INSTRUCTION: Extract each line of the data and write it out again exactly.

Stored data
---------------

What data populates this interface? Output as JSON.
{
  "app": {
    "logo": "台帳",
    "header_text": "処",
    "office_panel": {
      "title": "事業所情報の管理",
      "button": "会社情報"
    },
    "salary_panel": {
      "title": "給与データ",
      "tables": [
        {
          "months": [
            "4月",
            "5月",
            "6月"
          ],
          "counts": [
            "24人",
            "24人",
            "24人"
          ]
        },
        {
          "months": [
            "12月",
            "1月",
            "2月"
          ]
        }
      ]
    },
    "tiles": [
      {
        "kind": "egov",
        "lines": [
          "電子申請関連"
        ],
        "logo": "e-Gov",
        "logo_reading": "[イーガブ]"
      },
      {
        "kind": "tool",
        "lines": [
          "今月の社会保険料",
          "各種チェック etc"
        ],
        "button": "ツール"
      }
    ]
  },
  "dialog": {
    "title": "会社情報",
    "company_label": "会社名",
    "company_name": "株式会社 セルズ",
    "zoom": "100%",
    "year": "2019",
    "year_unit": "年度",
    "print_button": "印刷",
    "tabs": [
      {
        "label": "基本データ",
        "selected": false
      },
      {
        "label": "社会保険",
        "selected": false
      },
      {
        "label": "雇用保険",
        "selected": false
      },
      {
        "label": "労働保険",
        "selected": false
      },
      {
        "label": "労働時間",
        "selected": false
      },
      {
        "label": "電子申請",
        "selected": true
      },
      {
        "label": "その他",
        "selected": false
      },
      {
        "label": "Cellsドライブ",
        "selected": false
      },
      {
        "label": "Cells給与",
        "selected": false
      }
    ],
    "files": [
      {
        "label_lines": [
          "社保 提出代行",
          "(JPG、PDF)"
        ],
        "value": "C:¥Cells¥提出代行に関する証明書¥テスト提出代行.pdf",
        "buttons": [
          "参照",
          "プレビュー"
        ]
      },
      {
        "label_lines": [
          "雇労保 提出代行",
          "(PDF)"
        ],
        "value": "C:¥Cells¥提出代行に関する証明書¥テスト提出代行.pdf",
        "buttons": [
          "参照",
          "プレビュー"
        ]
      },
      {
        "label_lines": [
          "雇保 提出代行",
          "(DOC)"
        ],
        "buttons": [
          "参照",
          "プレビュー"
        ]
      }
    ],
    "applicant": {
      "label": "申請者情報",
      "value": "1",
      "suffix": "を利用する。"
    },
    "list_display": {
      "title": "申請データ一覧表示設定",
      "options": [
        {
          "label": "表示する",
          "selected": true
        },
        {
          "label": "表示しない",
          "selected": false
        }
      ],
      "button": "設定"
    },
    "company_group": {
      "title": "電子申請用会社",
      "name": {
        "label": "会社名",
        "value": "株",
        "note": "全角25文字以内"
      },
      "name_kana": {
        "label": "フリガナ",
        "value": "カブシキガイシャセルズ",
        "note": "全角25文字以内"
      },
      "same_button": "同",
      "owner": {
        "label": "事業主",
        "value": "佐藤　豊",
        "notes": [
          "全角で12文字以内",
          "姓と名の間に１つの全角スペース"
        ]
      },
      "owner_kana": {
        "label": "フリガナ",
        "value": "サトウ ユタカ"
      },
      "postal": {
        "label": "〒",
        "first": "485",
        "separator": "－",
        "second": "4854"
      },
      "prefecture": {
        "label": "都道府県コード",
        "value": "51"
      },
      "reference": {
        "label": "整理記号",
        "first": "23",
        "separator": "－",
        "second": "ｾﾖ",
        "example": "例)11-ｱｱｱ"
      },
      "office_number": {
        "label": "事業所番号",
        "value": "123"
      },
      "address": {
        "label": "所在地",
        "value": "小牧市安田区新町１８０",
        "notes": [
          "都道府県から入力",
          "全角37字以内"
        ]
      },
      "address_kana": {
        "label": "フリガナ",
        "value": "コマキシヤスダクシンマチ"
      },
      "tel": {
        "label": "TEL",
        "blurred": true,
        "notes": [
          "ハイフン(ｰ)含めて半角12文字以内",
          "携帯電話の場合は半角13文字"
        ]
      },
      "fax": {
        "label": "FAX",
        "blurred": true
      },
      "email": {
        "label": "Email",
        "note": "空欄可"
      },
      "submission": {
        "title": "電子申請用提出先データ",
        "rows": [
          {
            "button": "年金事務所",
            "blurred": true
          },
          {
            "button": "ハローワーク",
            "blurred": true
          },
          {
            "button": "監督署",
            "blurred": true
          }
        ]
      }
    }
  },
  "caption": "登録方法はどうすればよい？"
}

---------------

RESULT BELOW:
What data populates this interface? Output as JSON.
{
  "app": {
    "logo": "台帳",
    "header_text": "処",
    "office_panel": {
      "title": "事業所情報の管理",
      "button": "会社情報"
    },
    "salary_panel": {
      "title": "給与データ",
      "tables": [
        {
          "months": [
            "4月",
            "5月",
            "6月"
          ],
          "counts": [
            "24人",
            "24人",
            "24人"
          ]
        },
        {
          "months": [
            "12月",
            "1月",
            "2月"
          ]
        }
      ]
    },
    "tiles": [
      {
        "kind": "egov",
        "lines": [
          "電子申請関連"
        ],
        "logo": "e-Gov",
        "logo_reading": "[イーガブ]"
      },
      {
        "kind": "tool",
        "lines": [
          "今月の社会保険料",
          "各種チェック etc"
        ],
        "button": "ツール"
      }
    ]
  },
  "dialog": {
    "title": "会社情報",
    "company_label": "会社名",
    "company_name": "株式会社 セルズ",
    "zoom": "100%",
    "year": "2019",
    "year_unit": "年度",
    "print_button": "印刷",
    "tabs": [
      {
        "label": "基本データ",
        "selected": false
      },
      {
        "label": "社会保険",
        "selected": false
      },
      {
        "label": "雇用保険",
        "selected": false
      },
      {
        "label": "労働保険",
        "selected": false
      },
      {
        "label": "労働時間",
        "selected": false
      },
      {
        "label": "電子申請",
        "selected": true
      },
      {
        "label": "その他",
        "selected": false
      },
      {
        "label": "Cellsドライブ",
        "selected": false
      },
      {
        "label": "Cells給与",
        "selected": false
      }
    ],
    "files": [
      {
        "label_lines": [
          "社保 提出代行",
          "(JPG、PDF)"
        ],
        "value": "C:¥Cells¥提出代行に関する証明書¥テスト提出代行.pdf",
        "buttons": [
          "参照",
          "プレビュー"
        ]
      },
      {
        "label_lines": [
          "雇労保 提出代行",
          "(PDF)"
        ],
        "value": "C:¥Cells¥提出代行に関する証明書¥テスト提出代行.pdf",
        "buttons": [
          "参照",
          "プレビュー"
        ]
      },
      {
        "label_lines": [
          "雇保 提出代行",
          "(DOC)"
        ],
        "buttons": [
          "参照",
          "プレビュー"
        ]
      }
    ],
    "applicant": {
      "label": "申請者情報",
      "value": "1",
      "suffix": "を利用する。"
    },
    "list_display": {
      "title": "申請データ一覧表示設定",
      "options": [
        {
          "label": "表示する",
          "selected": true
        },
        {
          "label": "表示しない",
          "selected": false
        }
      ],
      "button": "設定"
    },
    "company_group": {
      "title": "電子申請用会社",
      "name": {
        "label": "会社名",
        "value": "株",
        "note": "全角25文字以内"
      },
      "name_kana": {
        "label": "フリガナ",
        "value": "カブシキガイシャセルズ",
        "note": "全角25文字以内"
      },
      "same_button": "同",
      "owner": {
        "label": "事業主",
        "value": "佐藤　豊",
        "notes": [
          "全角で12文字以内",
          "姓と名の間に１つの全角スペース"
        ]
      },
      "owner_kana": {
        "label": "フリガナ",
        "value": "サトウ ユタカ"
      },
      "postal": {
        "label": "〒",
        "first": "485",
        "separator": "－",
        "second": "4854"
      },
      "prefecture": {
        "label": "都道府県コード",
        "value": "51"
      },
      "reference": {
        "label": "整理記号",
        "first": "23",
        "separator": "－",
        "second": "ｾﾖ",
        "example": "例)11-ｱｱｱ"
      },
      "office_number": {
        "label": "事業所番号",
        "value": "123"
      },
      "address": {
        "label": "所在地",
        "value": "小牧市安田区新町１８０",
        "notes": [
          "都道府県から入力",
          "全角37字以内"
        ]
      },
      "address_kana": {
        "label": "フリガナ",
        "value": "コマキシヤスダクシンマチ"
      },
      "tel": {
        "label": "TEL",
        "blurred": true,
        "notes": [
          "ハイフン(ｰ)含めて半角12文字以内",
          "携帯電話の場合は半角13文字"
        ]
      },
      "fax": {
        "label": "FAX",
        "blurred": true
      },
      "email": {
        "label": "Email",
        "note": "空欄可"
      },
      "submission": {
        "title": "電子申請用提出先データ",
        "rows": [
          {
            "button": "年金事務所",
            "blurred": true
          },
          {
            "button": "ハローワーク",
            "blurred": true
          },
          {
            "button": "監督署",
            "blurred": true
          }
        ]
      }
    }
  },
  "caption": "登録方法はどうすればよい？"
}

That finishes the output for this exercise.